Directive:
Count the lines below that contain the word "this", and reply with that number alone.

Supplied material:
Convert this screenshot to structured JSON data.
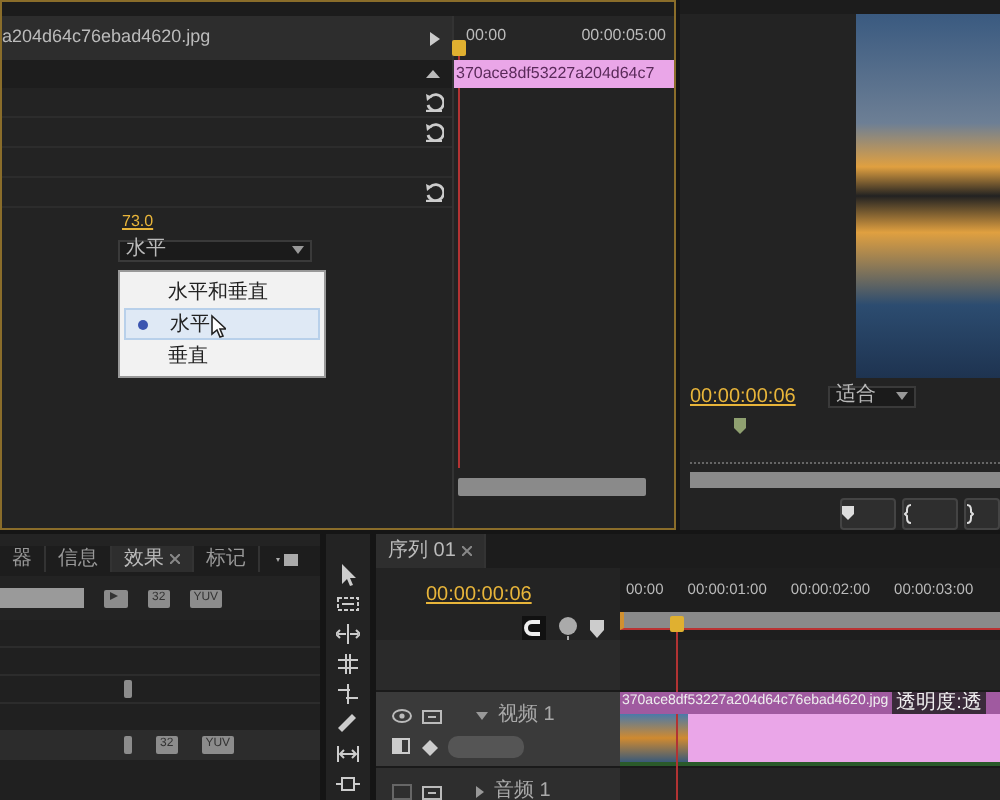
{
  "effect_controls": {
    "clip_name": "a204d64c76ebad4620.jpg",
    "ruler": [
      "00:00",
      "00:00:05:00"
    ],
    "clip_label": "370ace8df53227a204d64c7",
    "rows": [
      {
        "kind": "reset"
      },
      {
        "kind": "reset"
      },
      {
        "kind": "blank"
      },
      {
        "kind": "reset"
      }
    ],
    "value": "73.0",
    "dropdown": {
      "value": "水平",
      "menu": [
        {
          "label": "水平和垂直",
          "selected": false
        },
        {
          "label": "水平",
          "selected": true
        },
        {
          "label": "垂直",
          "selected": false
        }
      ]
    }
  },
  "program_monitor": {
    "timecode": "00:00:00:06",
    "fit": "适合"
  },
  "effects_panel": {
    "tabs": [
      {
        "label": "器",
        "selected": false,
        "closable": false
      },
      {
        "label": "信息",
        "selected": false,
        "closable": false
      },
      {
        "label": "效果",
        "selected": true,
        "closable": true
      },
      {
        "label": "标记",
        "selected": false,
        "closable": false
      }
    ],
    "toolbar_badges": [
      "32",
      "YUV"
    ],
    "row_badges": [
      "32",
      "YUV"
    ]
  },
  "timeline": {
    "tab": "序列 01",
    "timecode": "00:00:00:06",
    "ruler": [
      "00:00",
      "00:00:01:00",
      "00:00:02:00",
      "00:00:03:00"
    ],
    "tracks": [
      {
        "kind": "video",
        "name": "视频 1",
        "expanded": true,
        "clip": "370ace8df53227a204d64c76ebad4620.jpg",
        "clip_effect": "透明度:透"
      },
      {
        "kind": "audio",
        "name": "音频 1",
        "expanded": false
      }
    ]
  }
}
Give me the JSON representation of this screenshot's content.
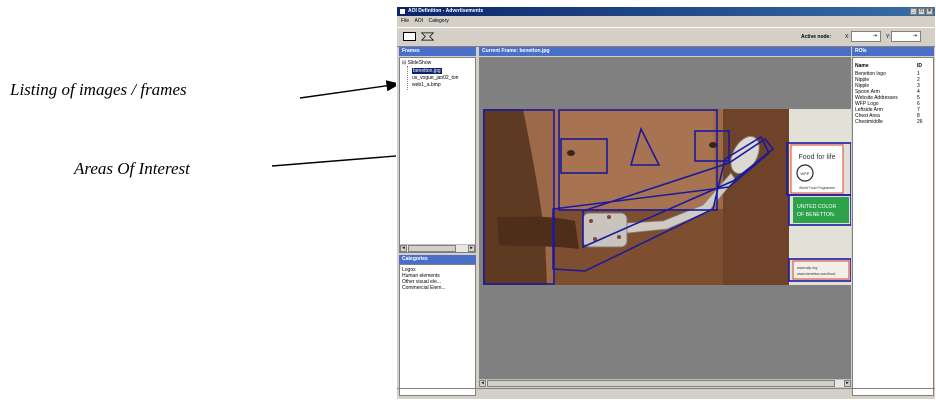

Problem solution:
2